▶ _Document source_:
+ + +
Le droit à l'alimentation est un des principes proclamés en 1948 par la Déclaration universelle des droits de l'homme(2).

La Déclaration sur le progrès et le développement dans le domaine social précisait en 1969 qu'il faut « éliminer la faim et la malnutrition et garantir le droit à une nutrition adéquate »(3). De même, la Déclaration universelle pour l'élimination définitive de la faim et de la malnutrition, adoptée en 1974, déclare que chaque personne « a le droit inaliénable d'être libérée de la faim et de la malnutrition afin de se développer pleinement et de conserver ses facultés physiques et mentales »(4). En 1992, la Déclaration mondiale sur la nutrition a reconnu aussi que « l'accès à des aliments nutritionellement appropriés et sans danger est un droit universel »(5).
+ + +
▶ _Données fournies_:
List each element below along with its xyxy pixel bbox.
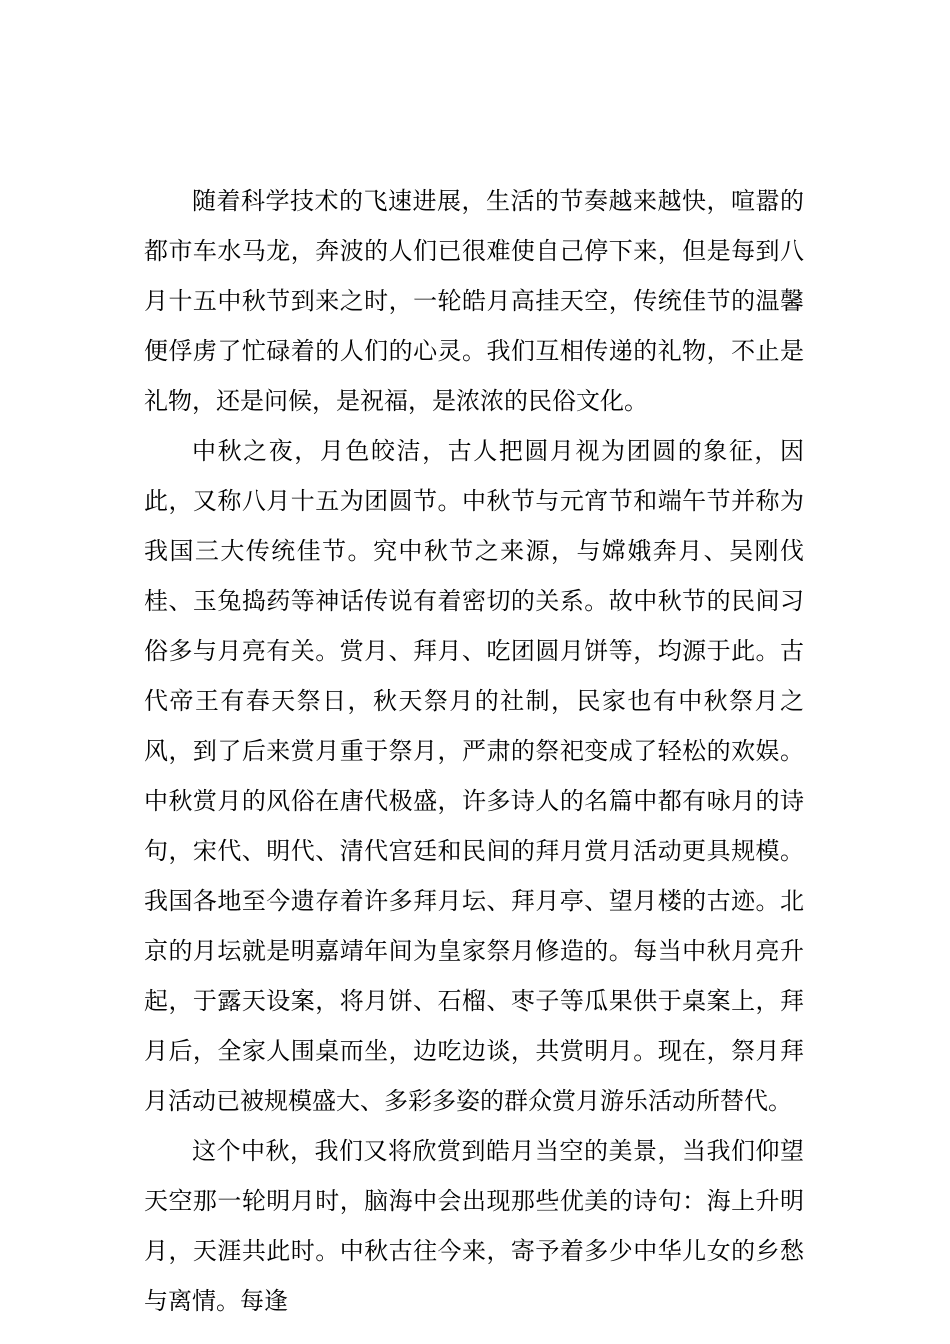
+ + +
▶ _Objectif_:
D'après le document source, en quelle année la Déclaration universelle pour l'élimination définitive de la faim et de la malnutrition a-t-elle été adoptée ?

▶ _Corrigé de l'exercice_:
Elle a été adoptée en 1974.